--- start of Data provided ---

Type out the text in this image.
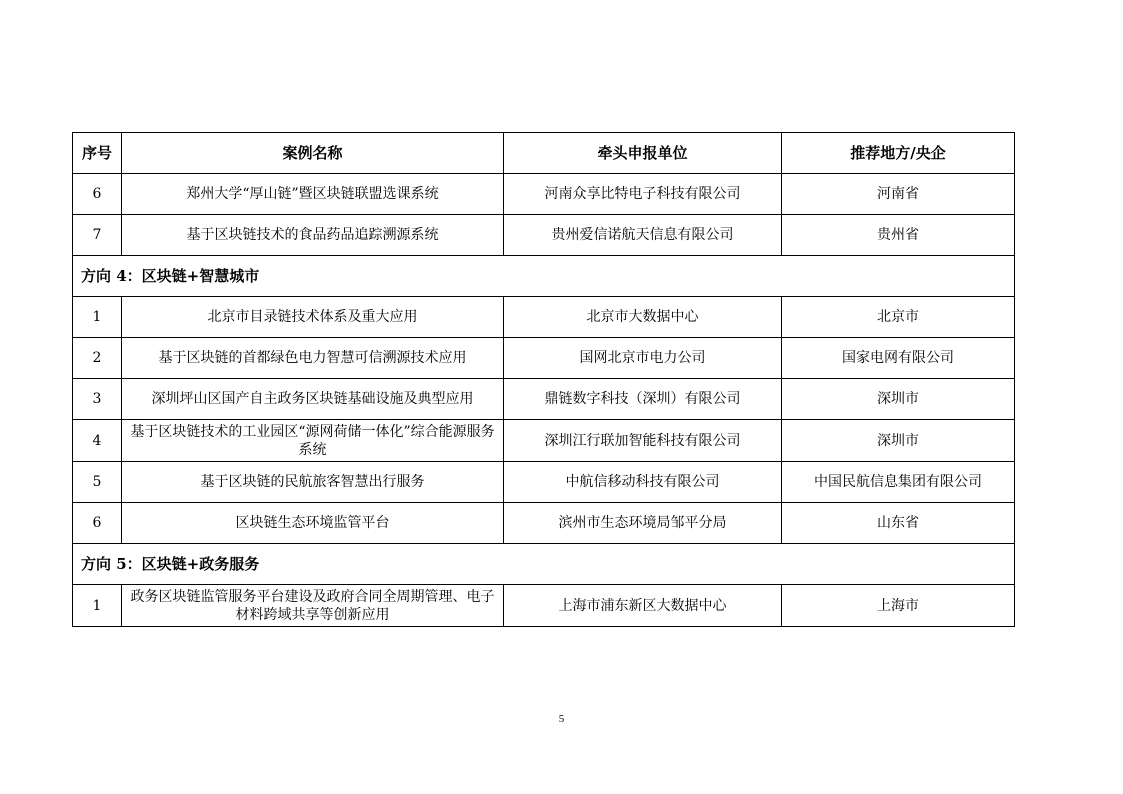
序号	案例名称	牵头申报单位	推荐地方/央企
6	郑州大学“厚山链”暨区块链联盟选课系统	河南众享比特电子科技有限公司	河南省
7	基于区块链技术的食品药品追踪溯源系统	贵州爱信诺航天信息有限公司	贵州省
方向 4：区块链+智慧城市			
1	北京市目录链技术体系及重大应用	北京市大数据中心	北京市
2	基于区块链的首都绿色电力智慧可信溯源技术应用	国网北京市电力公司	国家电网有限公司
3	深圳坪山区国产自主政务区块链基础设施及典型应用	鼎链数字科技（深圳）有限公司	深圳市
4	基于区块链技术的工业园区“源网荷储一体化”综合能源服务系统	深圳江行联加智能科技有限公司	深圳市
5	基于区块链的民航旅客智慧出行服务	中航信移动科技有限公司	中国民航信息集团有限公司
6	区块链生态环境监管平台	滨州市生态环境局邹平分局	山东省
方向 5：区块链+政务服务			
1	政务区块链监管服务平台建设及政府合同全周期管理、电子材料跨域共享等创新应用	上海市浦东新区大数据中心	上海市
5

--- end of Data provided ---

• Stated exercise: Repeat the material above word for word, please, apart from its images.

• Full solution:
Type out the text in this image.
序号	案例名称	牵头申报单位	推荐地方/央企
6	郑州大学“厚山链”暨区块链联盟选课系统	河南众享比特电子科技有限公司	河南省
7	基于区块链技术的食品药品追踪溯源系统	贵州爱信诺航天信息有限公司	贵州省
方向 4：区块链+智慧城市			
1	北京市目录链技术体系及重大应用	北京市大数据中心	北京市
2	基于区块链的首都绿色电力智慧可信溯源技术应用	国网北京市电力公司	国家电网有限公司
3	深圳坪山区国产自主政务区块链基础设施及典型应用	鼎链数字科技（深圳）有限公司	深圳市
4	基于区块链技术的工业园区“源网荷储一体化”综合能源服务系统	深圳江行联加智能科技有限公司	深圳市
5	基于区块链的民航旅客智慧出行服务	中航信移动科技有限公司	中国民航信息集团有限公司
6	区块链生态环境监管平台	滨州市生态环境局邹平分局	山东省
方向 5：区块链+政务服务			
1	政务区块链监管服务平台建设及政府合同全周期管理、电子材料跨域共享等创新应用	上海市浦东新区大数据中心	上海市
5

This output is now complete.